# PROBLEM:
Each entry should be quoted word for word, including every mark of punctuation.

Dataset items:
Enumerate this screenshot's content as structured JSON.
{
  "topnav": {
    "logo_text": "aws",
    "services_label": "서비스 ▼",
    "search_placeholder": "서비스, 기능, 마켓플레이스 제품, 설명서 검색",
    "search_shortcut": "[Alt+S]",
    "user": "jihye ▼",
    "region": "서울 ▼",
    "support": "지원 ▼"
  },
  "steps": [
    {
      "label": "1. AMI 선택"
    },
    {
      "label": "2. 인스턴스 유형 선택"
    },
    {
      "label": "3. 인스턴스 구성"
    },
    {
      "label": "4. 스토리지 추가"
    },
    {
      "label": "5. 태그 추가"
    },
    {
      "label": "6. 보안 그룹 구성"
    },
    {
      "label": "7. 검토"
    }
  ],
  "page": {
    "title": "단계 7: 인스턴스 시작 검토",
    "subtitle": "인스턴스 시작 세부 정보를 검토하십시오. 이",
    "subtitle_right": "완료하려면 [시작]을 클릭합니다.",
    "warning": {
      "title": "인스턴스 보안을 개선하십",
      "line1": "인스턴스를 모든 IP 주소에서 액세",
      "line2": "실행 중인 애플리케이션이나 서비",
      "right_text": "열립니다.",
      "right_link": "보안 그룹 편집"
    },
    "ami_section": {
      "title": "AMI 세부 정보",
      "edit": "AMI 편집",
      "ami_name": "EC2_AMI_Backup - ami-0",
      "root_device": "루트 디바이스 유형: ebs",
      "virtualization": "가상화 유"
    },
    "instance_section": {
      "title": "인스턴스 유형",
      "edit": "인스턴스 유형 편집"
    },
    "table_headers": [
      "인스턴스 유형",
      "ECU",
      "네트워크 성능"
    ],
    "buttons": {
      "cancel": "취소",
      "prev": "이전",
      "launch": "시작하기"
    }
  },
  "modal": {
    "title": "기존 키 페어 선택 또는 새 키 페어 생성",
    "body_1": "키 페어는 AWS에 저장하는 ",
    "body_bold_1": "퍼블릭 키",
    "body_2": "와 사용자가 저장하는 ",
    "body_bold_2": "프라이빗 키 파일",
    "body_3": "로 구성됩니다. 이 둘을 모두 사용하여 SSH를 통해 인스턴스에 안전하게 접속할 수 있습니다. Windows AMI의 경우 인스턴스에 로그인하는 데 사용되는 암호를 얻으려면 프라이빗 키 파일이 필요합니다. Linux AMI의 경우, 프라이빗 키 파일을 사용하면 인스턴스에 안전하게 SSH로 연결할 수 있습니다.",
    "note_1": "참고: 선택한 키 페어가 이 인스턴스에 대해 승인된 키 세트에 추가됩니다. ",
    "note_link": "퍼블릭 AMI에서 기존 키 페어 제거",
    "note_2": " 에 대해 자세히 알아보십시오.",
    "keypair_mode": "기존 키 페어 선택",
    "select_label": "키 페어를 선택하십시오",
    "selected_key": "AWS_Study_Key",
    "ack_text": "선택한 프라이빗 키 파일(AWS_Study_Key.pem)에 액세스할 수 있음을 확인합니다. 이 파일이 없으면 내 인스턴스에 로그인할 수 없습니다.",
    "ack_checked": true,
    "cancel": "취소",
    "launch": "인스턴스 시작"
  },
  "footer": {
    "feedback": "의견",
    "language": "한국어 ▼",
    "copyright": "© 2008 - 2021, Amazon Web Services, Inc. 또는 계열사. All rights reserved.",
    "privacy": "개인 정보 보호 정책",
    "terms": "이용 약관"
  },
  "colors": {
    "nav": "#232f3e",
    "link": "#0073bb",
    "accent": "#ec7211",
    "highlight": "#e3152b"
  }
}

# THE RESPONSE:
Enumerate this screenshot's content as structured JSON.
{
  "topnav": {
    "logo_text": "aws",
    "services_label": "서비스 ▼",
    "search_placeholder": "서비스, 기능, 마켓플레이스 제품, 설명서 검색",
    "search_shortcut": "[Alt+S]",
    "user": "jihye ▼",
    "region": "서울 ▼",
    "support": "지원 ▼"
  },
  "steps": [
    {
      "label": "1. AMI 선택"
    },
    {
      "label": "2. 인스턴스 유형 선택"
    },
    {
      "label": "3. 인스턴스 구성"
    },
    {
      "label": "4. 스토리지 추가"
    },
    {
      "label": "5. 태그 추가"
    },
    {
      "label": "6. 보안 그룹 구성"
    },
    {
      "label": "7. 검토"
    }
  ],
  "page": {
    "title": "단계 7: 인스턴스 시작 검토",
    "subtitle": "인스턴스 시작 세부 정보를 검토하십시오. 이",
    "subtitle_right": "완료하려면 [시작]을 클릭합니다.",
    "warning": {
      "title": "인스턴스 보안을 개선하십",
      "line1": "인스턴스를 모든 IP 주소에서 액세",
      "line2": "실행 중인 애플리케이션이나 서비",
      "right_text": "열립니다.",
      "right_link": "보안 그룹 편집"
    },
    "ami_section": {
      "title": "AMI 세부 정보",
      "edit": "AMI 편집",
      "ami_name": "EC2_AMI_Backup - ami-0",
      "root_device": "루트 디바이스 유형: ebs",
      "virtualization": "가상화 유"
    },
    "instance_section": {
      "title": "인스턴스 유형",
      "edit": "인스턴스 유형 편집"
    },
    "table_headers": [
      "인스턴스 유형",
      "ECU",
      "네트워크 성능"
    ],
    "buttons": {
      "cancel": "취소",
      "prev": "이전",
      "launch": "시작하기"
    }
  },
  "modal": {
    "title": "기존 키 페어 선택 또는 새 키 페어 생성",
    "body_1": "키 페어는 AWS에 저장하는 ",
    "body_bold_1": "퍼블릭 키",
    "body_2": "와 사용자가 저장하는 ",
    "body_bold_2": "프라이빗 키 파일",
    "body_3": "로 구성됩니다. 이 둘을 모두 사용하여 SSH를 통해 인스턴스에 안전하게 접속할 수 있습니다. Windows AMI의 경우 인스턴스에 로그인하는 데 사용되는 암호를 얻으려면 프라이빗 키 파일이 필요합니다. Linux AMI의 경우, 프라이빗 키 파일을 사용하면 인스턴스에 안전하게 SSH로 연결할 수 있습니다.",
    "note_1": "참고: 선택한 키 페어가 이 인스턴스에 대해 승인된 키 세트에 추가됩니다. ",
    "note_link": "퍼블릭 AMI에서 기존 키 페어 제거",
    "note_2": " 에 대해 자세히 알아보십시오.",
    "keypair_mode": "기존 키 페어 선택",
    "select_label": "키 페어를 선택하십시오",
    "selected_key": "AWS_Study_Key",
    "ack_text": "선택한 프라이빗 키 파일(AWS_Study_Key.pem)에 액세스할 수 있음을 확인합니다. 이 파일이 없으면 내 인스턴스에 로그인할 수 없습니다.",
    "ack_checked": true,
    "cancel": "취소",
    "launch": "인스턴스 시작"
  },
  "footer": {
    "feedback": "의견",
    "language": "한국어 ▼",
    "copyright": "© 2008 - 2021, Amazon Web Services, Inc. 또는 계열사. All rights reserved.",
    "privacy": "개인 정보 보호 정책",
    "terms": "이용 약관"
  },
  "colors": {
    "nav": "#232f3e",
    "link": "#0073bb",
    "accent": "#ec7211",
    "highlight": "#e3152b"
  }
}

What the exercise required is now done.